(Your instructions): Return all lines in the material below that contain "extensie".
_ _ _ _ _ _ _
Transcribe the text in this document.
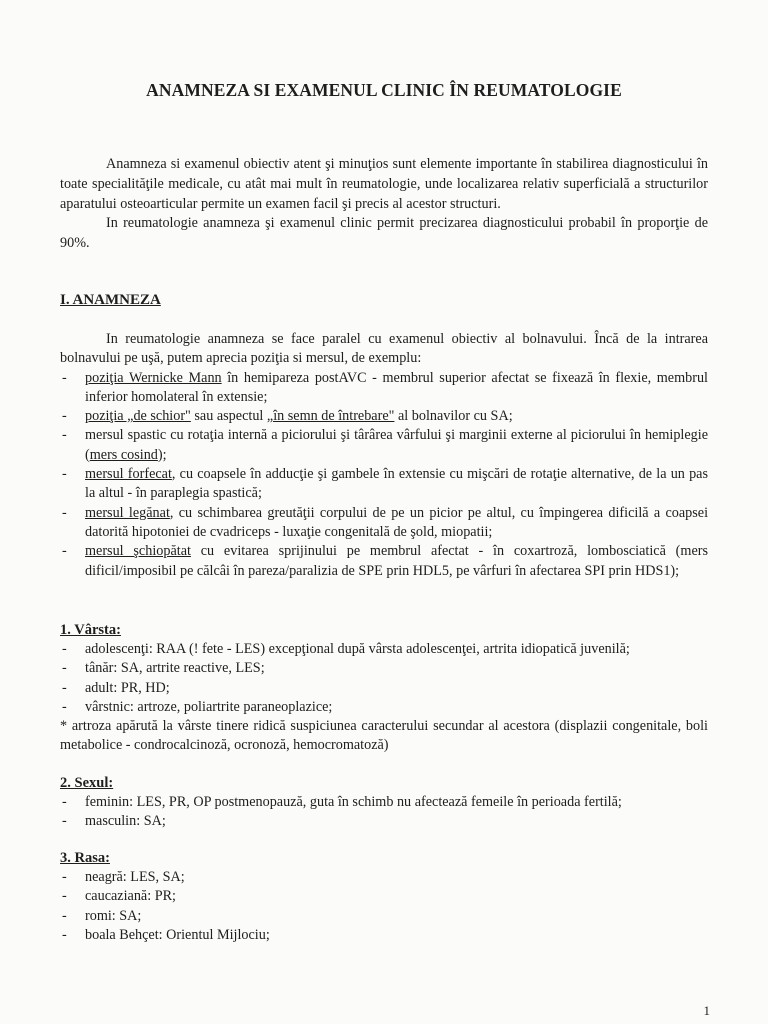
ANAMNEZA SI EXAMENUL CLINIC ÎN REUMATOLOGIE

Anamneza si examenul obiectiv atent şi minuţios sunt elemente importante în stabilirea diagnosticului în toate specialităţile medicale, cu atât mai mult în reumatologie, unde localizarea relativ superficială a structurilor aparatului osteoarticular permite un examen facil şi precis al acestor structuri.

In reumatologie anamneza şi examenul clinic permit precizarea diagnosticului probabil în proporţie de 90%.

I. ANAMNEZA

In reumatologie anamneza se face paralel cu examenul obiectiv al bolnavului. Încă de la intrarea bolnavului pe uşă, putem aprecia poziţia si mersul, de exemplu:

- poziţia Wernicke Mann în hemipareza postAVC - membrul superior afectat se fixează în flexie, membrul inferior homolateral în extensie;
- poziţia „de schior" sau aspectul „în semn de întrebare" al bolnavilor cu SA;
- mersul spastic cu rotaţia internă a piciorului şi târârea vârfului şi marginii externe al piciorului în hemiplegie (mers cosind);
- mersul forfecat, cu coapsele în adducţie şi gambele în extensie cu mişcări de rotaţie alternative, de la un pas la altul - în paraplegia spastică;
- mersul legănat, cu schimbarea greutăţii corpului de pe un picior pe altul, cu împingerea dificilă a coapsei datorită hipotoniei de cvadriceps - luxaţie congenitală de şold, miopatii;
- mersul şchiopătat cu evitarea sprijinului pe membrul afectat - în coxartroză, lombosciatică (mers dificil/imposibil pe călcâi în pareza/paralizia de SPE prin HDL5, pe vârfuri în afectarea SPI prin HDS1);
1. Vârsta:
- adolescenţi: RAA (! fete - LES) excepţional după vârsta adolescenţei, artrita idiopatică juvenilă;
- tânăr: SA, artrite reactive, LES;
- adult: PR, HD;
- vârstnic: artroze, poliartrite paraneoplazice;
* artroza apărută la vârste tinere ridică suspiciunea caracterului secundar al acestora (displazii congenitale, boli metabolice - condrocalcinoză, ocronoză, hemocromatoză)
2. Sexul:
- feminin: LES, PR, OP postmenopauză, guta în schimb nu afectează femeile în perioada fertilă;
- masculin: SA;
3. Rasa:
- neagră: LES, SA;
- caucaziană: PR;
- romi: SA;
- boala Behçet: Orientul Mijlociu;
1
_ _ _ _ _ _ _
(The result):
- poziţia Wernicke Mann în hemipareza postAVC - membrul superior afectat se fixează în flexie, membrul inferior homolateral în extensie;
- mersul forfecat, cu coapsele în adducţie şi gambele în extensie cu mişcări de rotaţie alternative, de la un pas la altul - în paraplegia spastică;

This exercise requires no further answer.